▸ **Task instructions**
Each line below should be reproduced without any alteration.

Data records:
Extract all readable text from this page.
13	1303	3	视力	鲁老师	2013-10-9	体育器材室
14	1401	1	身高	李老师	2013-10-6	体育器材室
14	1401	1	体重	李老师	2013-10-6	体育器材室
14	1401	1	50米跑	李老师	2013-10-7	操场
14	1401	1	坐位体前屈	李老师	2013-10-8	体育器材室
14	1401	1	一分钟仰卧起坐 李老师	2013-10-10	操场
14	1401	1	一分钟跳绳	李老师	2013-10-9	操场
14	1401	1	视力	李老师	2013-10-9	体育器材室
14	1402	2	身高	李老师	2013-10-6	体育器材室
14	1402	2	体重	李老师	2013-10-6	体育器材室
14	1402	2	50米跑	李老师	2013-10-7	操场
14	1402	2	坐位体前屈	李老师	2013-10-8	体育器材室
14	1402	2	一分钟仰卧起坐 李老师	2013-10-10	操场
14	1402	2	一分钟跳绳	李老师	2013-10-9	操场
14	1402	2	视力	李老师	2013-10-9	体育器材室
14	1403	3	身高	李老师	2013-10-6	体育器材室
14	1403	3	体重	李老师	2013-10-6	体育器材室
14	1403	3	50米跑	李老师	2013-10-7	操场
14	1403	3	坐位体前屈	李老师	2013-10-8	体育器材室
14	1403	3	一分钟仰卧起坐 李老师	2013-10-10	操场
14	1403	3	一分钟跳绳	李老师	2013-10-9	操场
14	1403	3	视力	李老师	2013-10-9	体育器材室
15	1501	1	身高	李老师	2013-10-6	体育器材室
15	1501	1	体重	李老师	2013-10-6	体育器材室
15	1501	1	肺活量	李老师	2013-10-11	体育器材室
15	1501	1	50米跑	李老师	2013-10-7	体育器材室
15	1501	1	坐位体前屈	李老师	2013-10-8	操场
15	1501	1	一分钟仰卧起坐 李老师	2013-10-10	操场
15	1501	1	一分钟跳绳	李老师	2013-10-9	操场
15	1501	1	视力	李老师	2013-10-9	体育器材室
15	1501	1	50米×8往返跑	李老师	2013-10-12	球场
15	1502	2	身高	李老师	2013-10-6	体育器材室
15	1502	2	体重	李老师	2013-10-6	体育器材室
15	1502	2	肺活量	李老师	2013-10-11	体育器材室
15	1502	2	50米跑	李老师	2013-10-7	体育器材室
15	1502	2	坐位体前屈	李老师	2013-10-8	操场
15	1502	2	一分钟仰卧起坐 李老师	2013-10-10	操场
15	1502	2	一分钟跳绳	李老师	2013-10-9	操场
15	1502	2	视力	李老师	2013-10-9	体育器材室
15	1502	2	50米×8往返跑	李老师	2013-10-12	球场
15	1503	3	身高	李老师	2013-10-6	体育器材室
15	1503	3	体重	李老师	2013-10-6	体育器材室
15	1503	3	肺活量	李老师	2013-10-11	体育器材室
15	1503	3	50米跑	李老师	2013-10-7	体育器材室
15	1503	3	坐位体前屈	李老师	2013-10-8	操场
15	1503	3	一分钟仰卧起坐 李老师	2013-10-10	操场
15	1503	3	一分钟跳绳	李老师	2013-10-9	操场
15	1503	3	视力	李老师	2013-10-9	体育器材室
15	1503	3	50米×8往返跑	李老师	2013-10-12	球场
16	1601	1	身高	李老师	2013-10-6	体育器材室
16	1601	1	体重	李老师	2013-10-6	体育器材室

▸ **Task output**
Extract all readable text from this page.
13	1303	3	视力	鲁老师	2013-10-9	体育器材室
14	1401	1	身高	李老师	2013-10-6	体育器材室
14	1401	1	体重	李老师	2013-10-6	体育器材室
14	1401	1	50米跑	李老师	2013-10-7	操场
14	1401	1	坐位体前屈	李老师	2013-10-8	体育器材室
14	1401	1	一分钟仰卧起坐 李老师	2013-10-10	操场
14	1401	1	一分钟跳绳	李老师	2013-10-9	操场
14	1401	1	视力	李老师	2013-10-9	体育器材室
14	1402	2	身高	李老师	2013-10-6	体育器材室
14	1402	2	体重	李老师	2013-10-6	体育器材室
14	1402	2	50米跑	李老师	2013-10-7	操场
14	1402	2	坐位体前屈	李老师	2013-10-8	体育器材室
14	1402	2	一分钟仰卧起坐 李老师	2013-10-10	操场
14	1402	2	一分钟跳绳	李老师	2013-10-9	操场
14	1402	2	视力	李老师	2013-10-9	体育器材室
14	1403	3	身高	李老师	2013-10-6	体育器材室
14	1403	3	体重	李老师	2013-10-6	体育器材室
14	1403	3	50米跑	李老师	2013-10-7	操场
14	1403	3	坐位体前屈	李老师	2013-10-8	体育器材室
14	1403	3	一分钟仰卧起坐 李老师	2013-10-10	操场
14	1403	3	一分钟跳绳	李老师	2013-10-9	操场
14	1403	3	视力	李老师	2013-10-9	体育器材室
15	1501	1	身高	李老师	2013-10-6	体育器材室
15	1501	1	体重	李老师	2013-10-6	体育器材室
15	1501	1	肺活量	李老师	2013-10-11	体育器材室
15	1501	1	50米跑	李老师	2013-10-7	体育器材室
15	1501	1	坐位体前屈	李老师	2013-10-8	操场
15	1501	1	一分钟仰卧起坐 李老师	2013-10-10	操场
15	1501	1	一分钟跳绳	李老师	2013-10-9	操场
15	1501	1	视力	李老师	2013-10-9	体育器材室
15	1501	1	50米×8往返跑	李老师	2013-10-12	球场
15	1502	2	身高	李老师	2013-10-6	体育器材室
15	1502	2	体重	李老师	2013-10-6	体育器材室
15	1502	2	肺活量	李老师	2013-10-11	体育器材室
15	1502	2	50米跑	李老师	2013-10-7	体育器材室
15	1502	2	坐位体前屈	李老师	2013-10-8	操场
15	1502	2	一分钟仰卧起坐 李老师	2013-10-10	操场
15	1502	2	一分钟跳绳	李老师	2013-10-9	操场
15	1502	2	视力	李老师	2013-10-9	体育器材室
15	1502	2	50米×8往返跑	李老师	2013-10-12	球场
15	1503	3	身高	李老师	2013-10-6	体育器材室
15	1503	3	体重	李老师	2013-10-6	体育器材室
15	1503	3	肺活量	李老师	2013-10-11	体育器材室
15	1503	3	50米跑	李老师	2013-10-7	体育器材室
15	1503	3	坐位体前屈	李老师	2013-10-8	操场
15	1503	3	一分钟仰卧起坐 李老师	2013-10-10	操场
15	1503	3	一分钟跳绳	李老师	2013-10-9	操场
15	1503	3	视力	李老师	2013-10-9	体育器材室
15	1503	3	50米×8往返跑	李老师	2013-10-12	球场
16	1601	1	身高	李老师	2013-10-6	体育器材室
16	1601	1	体重	李老师	2013-10-6	体育器材室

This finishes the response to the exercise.